**EXERCISE AIM**
Separate out the lines that hold "Costs".
○ ○ ○
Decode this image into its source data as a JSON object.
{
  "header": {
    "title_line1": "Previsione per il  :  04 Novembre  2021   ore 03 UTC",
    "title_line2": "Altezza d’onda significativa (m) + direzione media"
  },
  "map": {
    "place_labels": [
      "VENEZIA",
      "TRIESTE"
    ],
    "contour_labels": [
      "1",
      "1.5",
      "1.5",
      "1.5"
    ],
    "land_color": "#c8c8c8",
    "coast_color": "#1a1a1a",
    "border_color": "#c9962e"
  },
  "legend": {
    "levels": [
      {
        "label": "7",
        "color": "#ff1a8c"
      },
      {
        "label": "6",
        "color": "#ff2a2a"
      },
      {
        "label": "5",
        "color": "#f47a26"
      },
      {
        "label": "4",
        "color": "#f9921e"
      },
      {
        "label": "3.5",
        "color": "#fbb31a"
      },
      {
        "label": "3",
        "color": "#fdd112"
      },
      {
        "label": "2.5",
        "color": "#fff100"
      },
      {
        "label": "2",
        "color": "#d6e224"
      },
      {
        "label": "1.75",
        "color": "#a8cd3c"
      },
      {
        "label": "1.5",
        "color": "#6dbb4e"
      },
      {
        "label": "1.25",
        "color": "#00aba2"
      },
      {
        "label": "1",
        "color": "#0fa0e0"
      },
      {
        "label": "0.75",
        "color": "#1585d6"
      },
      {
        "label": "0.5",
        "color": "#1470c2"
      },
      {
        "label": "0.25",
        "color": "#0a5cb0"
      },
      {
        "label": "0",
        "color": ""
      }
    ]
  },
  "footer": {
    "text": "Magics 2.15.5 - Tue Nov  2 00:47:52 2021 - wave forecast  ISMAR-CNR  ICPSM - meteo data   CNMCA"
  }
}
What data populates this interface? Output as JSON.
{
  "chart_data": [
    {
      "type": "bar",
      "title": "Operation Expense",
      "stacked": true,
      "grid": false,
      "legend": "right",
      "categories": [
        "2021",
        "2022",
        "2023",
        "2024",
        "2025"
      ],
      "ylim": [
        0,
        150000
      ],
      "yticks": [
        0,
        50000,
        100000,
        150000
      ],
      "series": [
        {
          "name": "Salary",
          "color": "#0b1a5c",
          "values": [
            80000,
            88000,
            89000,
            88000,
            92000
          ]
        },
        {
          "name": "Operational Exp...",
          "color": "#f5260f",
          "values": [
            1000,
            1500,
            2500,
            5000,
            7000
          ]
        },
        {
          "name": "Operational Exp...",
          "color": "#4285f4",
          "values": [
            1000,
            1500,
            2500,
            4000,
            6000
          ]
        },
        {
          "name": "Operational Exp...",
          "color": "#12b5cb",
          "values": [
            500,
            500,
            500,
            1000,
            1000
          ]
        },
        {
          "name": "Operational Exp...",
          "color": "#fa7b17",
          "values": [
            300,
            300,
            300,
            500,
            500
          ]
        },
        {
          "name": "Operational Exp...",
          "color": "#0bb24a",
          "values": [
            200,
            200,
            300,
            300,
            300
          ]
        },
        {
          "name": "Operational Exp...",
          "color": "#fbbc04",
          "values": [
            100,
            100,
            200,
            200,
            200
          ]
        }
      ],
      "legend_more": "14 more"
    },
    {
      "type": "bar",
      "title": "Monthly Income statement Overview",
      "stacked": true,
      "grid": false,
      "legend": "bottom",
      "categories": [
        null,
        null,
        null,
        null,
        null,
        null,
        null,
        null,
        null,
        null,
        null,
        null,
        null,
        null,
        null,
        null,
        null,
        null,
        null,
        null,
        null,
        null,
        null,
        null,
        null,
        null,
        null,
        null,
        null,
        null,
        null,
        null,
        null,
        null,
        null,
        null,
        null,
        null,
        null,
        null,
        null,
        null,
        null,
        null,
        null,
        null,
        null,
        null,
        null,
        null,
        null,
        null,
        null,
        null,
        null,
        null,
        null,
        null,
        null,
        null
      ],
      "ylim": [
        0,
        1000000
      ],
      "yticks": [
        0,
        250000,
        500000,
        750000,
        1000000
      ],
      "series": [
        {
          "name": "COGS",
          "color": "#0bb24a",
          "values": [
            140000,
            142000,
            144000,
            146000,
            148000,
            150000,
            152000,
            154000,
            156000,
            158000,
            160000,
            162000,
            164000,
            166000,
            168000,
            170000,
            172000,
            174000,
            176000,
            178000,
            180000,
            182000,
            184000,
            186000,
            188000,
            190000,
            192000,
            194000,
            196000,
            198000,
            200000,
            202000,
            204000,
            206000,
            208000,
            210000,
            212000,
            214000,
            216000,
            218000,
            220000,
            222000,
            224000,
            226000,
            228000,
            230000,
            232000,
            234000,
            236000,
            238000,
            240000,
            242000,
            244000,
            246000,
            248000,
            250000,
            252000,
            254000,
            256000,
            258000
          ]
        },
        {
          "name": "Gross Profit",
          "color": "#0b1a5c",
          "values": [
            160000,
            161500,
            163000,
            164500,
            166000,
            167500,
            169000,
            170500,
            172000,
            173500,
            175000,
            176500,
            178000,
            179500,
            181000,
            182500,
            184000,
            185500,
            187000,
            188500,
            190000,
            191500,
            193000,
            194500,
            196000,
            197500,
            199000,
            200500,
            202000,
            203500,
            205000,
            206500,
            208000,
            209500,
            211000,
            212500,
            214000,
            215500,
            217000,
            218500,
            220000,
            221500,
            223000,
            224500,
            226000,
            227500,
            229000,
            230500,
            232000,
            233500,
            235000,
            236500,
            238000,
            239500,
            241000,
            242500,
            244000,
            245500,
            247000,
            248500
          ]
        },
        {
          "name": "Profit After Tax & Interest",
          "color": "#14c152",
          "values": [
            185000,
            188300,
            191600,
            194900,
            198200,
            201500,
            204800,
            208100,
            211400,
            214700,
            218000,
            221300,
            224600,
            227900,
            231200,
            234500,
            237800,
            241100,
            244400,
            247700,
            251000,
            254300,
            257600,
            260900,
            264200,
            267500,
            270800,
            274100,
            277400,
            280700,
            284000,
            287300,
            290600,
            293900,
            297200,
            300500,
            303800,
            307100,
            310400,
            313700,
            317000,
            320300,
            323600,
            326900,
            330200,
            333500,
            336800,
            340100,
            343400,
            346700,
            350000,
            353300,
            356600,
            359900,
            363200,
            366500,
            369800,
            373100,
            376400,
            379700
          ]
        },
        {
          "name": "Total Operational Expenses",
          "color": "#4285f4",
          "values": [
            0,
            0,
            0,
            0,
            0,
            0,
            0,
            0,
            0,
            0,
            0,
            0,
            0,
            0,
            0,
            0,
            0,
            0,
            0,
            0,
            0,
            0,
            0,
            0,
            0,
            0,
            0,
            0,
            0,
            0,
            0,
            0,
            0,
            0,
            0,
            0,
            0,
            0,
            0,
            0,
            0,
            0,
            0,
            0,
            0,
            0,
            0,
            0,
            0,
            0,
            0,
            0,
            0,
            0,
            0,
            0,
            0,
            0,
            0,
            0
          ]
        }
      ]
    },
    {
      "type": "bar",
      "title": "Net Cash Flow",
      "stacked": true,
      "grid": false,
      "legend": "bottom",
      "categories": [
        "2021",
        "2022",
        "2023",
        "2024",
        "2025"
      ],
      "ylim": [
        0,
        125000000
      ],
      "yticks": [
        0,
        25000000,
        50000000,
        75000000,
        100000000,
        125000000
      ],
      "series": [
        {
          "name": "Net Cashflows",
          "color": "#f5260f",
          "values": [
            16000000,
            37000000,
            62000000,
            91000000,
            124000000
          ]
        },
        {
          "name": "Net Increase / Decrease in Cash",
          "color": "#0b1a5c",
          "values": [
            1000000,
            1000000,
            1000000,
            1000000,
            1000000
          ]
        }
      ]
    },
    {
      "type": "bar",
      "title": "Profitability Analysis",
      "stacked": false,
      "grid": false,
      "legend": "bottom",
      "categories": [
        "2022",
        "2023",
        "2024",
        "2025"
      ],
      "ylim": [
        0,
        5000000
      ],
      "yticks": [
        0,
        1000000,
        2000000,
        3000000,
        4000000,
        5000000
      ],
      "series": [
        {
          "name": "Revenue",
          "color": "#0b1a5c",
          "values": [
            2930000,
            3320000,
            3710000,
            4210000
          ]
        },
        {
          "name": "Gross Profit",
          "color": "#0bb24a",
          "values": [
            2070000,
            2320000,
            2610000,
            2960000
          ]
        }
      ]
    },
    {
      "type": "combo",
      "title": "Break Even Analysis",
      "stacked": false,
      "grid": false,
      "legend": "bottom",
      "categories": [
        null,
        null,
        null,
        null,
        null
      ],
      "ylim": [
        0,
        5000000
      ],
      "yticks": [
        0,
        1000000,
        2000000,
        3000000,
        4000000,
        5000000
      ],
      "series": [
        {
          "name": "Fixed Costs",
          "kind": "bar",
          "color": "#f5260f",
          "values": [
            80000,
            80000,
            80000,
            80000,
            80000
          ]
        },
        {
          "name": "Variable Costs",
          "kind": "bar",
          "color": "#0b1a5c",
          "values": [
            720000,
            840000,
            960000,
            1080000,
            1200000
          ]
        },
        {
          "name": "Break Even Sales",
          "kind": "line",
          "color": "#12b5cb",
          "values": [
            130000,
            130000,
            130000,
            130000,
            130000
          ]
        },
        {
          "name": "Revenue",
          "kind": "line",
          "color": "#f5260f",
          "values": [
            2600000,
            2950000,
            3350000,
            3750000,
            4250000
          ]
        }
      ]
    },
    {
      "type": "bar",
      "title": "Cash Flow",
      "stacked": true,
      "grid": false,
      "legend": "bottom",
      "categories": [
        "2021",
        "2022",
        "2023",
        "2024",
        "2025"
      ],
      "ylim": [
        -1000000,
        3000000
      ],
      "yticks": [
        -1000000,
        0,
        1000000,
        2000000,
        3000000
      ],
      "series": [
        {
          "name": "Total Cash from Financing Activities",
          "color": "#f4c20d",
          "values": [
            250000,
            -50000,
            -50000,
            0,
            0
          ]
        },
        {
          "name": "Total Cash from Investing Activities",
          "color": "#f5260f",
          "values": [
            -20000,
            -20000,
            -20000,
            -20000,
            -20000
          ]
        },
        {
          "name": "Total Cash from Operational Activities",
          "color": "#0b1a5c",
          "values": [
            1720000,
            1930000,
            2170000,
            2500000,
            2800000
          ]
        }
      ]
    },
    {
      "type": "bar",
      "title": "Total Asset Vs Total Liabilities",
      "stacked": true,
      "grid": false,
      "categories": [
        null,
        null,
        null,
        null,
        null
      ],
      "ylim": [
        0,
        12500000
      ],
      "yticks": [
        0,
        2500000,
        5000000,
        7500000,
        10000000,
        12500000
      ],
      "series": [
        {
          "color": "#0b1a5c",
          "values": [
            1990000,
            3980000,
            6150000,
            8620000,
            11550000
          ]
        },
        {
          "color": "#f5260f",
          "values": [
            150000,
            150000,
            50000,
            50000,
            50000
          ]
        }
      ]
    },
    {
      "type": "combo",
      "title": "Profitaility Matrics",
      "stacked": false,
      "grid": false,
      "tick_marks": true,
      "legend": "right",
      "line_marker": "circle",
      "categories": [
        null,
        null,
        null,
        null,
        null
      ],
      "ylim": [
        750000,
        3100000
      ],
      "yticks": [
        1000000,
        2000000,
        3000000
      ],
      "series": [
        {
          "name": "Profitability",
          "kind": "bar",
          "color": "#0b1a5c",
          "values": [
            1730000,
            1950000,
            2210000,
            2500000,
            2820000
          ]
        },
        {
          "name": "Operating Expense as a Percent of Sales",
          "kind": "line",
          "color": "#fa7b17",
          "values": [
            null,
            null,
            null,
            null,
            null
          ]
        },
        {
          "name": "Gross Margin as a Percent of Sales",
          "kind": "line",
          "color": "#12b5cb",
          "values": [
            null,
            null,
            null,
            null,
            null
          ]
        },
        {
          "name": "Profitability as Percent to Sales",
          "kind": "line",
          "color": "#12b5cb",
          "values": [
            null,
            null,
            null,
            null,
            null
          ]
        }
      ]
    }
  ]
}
○ ○ ○
**TASK RESULT**
          "name": "Fixed Costs",
          "name": "Variable Costs",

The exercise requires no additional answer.